■ **抜粋本文**:
ホルモン(hormone)とは、生体内で生成・分泌され、特定の臓器や細胞を刺激して活性化する化学物質の総称です。生体の内外の環境変化に対して、生体の働きを常に一定に保つ働きをしています。生体の内部環境を一定に保つおとを恒常性の維持(homeostasis)といいます。現在、ヒトに100種類以上のホルモンが見つかっています。ホルモンの種類をその構造から分類すると次の4つになります。

・ペプチドホルモン
・ステロイドホルモン
・アミノ酸誘導体ホルモン
・プロスタグランジン

ペプチド(peptide)ホルモンは、アミノ酸の短鎖(3個~200個)で構成され、細胞内でより大きな前駆体分子として合成された後、翻訳後修飾によって活性型に切断されます。標的細胞の膜受容体に結合して作用します。ステロイドホルモンは、脂質、特にコレステロール骨格に由来するホルモンです。副腎皮質ホルモン、性腺ホルモンなどがあります。アミン(アミノ酸誘導体)は、簡単な構造をしたアミノ基(-NH2)をもつ化合物をいいます。チロキシン、カテコールアミンなどがあります。ステロイドホルモンが結合する受容体は、標的細胞の細胞質に存在します。また、甲状腺ホルモンが結合する受容体は、核の中のDNA(デオキシリボ核酸)に存在します。

構造化ページ解析データ
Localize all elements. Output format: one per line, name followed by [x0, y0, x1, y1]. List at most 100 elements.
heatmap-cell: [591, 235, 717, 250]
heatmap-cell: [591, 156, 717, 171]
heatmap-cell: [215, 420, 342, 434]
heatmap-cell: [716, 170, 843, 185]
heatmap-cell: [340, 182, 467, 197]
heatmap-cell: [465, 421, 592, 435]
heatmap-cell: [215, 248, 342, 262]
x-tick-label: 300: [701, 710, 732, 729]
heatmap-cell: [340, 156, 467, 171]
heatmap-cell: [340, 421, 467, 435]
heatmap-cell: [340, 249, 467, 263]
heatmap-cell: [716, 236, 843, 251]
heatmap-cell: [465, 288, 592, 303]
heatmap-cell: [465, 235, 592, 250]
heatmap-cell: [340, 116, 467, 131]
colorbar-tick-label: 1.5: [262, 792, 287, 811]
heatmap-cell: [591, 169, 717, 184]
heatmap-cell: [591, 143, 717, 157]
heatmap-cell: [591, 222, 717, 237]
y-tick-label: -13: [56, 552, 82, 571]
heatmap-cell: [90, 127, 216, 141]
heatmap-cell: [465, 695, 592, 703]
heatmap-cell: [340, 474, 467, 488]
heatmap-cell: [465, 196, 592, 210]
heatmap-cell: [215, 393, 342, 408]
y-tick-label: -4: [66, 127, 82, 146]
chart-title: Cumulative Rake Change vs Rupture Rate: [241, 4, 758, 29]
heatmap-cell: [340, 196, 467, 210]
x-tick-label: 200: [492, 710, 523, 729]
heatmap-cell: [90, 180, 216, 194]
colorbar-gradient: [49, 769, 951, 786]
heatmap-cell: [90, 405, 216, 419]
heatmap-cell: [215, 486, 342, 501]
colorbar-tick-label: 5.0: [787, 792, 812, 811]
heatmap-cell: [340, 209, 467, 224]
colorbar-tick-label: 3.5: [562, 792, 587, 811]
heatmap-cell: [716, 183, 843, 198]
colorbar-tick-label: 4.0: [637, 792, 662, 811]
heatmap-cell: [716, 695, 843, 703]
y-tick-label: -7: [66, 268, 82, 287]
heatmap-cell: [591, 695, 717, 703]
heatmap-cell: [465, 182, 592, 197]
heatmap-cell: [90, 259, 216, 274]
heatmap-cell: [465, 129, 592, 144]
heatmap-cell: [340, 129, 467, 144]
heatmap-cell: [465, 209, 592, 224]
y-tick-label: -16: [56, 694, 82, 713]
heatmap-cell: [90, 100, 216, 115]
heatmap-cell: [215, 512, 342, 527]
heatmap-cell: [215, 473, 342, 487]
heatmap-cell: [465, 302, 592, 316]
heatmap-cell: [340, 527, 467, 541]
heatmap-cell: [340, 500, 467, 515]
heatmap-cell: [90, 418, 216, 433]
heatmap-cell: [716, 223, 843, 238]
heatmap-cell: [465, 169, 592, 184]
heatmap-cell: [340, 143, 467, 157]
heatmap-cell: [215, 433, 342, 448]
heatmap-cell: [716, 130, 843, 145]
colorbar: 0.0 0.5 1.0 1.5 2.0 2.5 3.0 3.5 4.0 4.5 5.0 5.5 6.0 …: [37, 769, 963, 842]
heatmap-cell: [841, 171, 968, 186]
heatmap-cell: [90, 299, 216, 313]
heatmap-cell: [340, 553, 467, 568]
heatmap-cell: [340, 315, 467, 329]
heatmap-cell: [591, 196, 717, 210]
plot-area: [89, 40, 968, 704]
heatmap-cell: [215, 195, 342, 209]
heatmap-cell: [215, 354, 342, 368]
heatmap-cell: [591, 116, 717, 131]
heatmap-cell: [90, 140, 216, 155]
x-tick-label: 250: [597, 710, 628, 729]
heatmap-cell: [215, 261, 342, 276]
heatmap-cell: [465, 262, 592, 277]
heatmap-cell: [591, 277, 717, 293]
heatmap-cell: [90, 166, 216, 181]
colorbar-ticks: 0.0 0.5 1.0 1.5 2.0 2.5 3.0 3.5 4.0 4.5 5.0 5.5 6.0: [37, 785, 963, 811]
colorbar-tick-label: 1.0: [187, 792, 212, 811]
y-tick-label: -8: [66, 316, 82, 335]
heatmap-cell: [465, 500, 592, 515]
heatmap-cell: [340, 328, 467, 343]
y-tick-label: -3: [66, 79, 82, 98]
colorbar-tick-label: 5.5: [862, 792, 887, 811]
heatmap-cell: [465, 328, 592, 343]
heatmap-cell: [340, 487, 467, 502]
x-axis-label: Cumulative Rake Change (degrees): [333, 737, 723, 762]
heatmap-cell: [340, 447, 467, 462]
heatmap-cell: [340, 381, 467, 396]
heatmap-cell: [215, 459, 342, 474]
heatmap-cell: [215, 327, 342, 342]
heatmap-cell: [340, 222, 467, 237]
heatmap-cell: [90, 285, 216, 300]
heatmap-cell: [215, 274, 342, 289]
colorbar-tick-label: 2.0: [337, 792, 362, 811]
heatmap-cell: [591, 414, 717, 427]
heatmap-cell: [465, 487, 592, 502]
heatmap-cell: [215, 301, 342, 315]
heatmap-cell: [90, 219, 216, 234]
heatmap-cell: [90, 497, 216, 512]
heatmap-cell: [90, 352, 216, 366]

■ **課題**: ホルモンの解説文から、「ペプチド(peptide)ホ」で始まり「キシリボ核酸)に存在します。」で終わる部分を、その両端も含めて一字一句変えずに書き写してください。

■ **解答**:
ペプチド(peptide)ホルモンは、アミノ酸の短鎖(3個~200個)で構成され、細胞内でより大きな前駆体分子として合成された後、翻訳後修飾によって活性型に切断されます。標的細胞の膜受容体に結合して作用します。ステロイドホルモンは、脂質、特にコレステロール骨格に由来するホルモンです。副腎皮質ホルモン、性腺ホルモンなどがあります。アミン(アミノ酸誘導体)は、簡単な構造をしたアミノ基(-NH2)をもつ化合物をいいます。チロキシン、カテコールアミンなどがあります。ステロイドホルモンが結合する受容体は、標的細胞の細胞質に存在します。また、甲状腺ホルモンが結合する受容体は、核の中のDNA(デオキシリボ核酸)に存在します。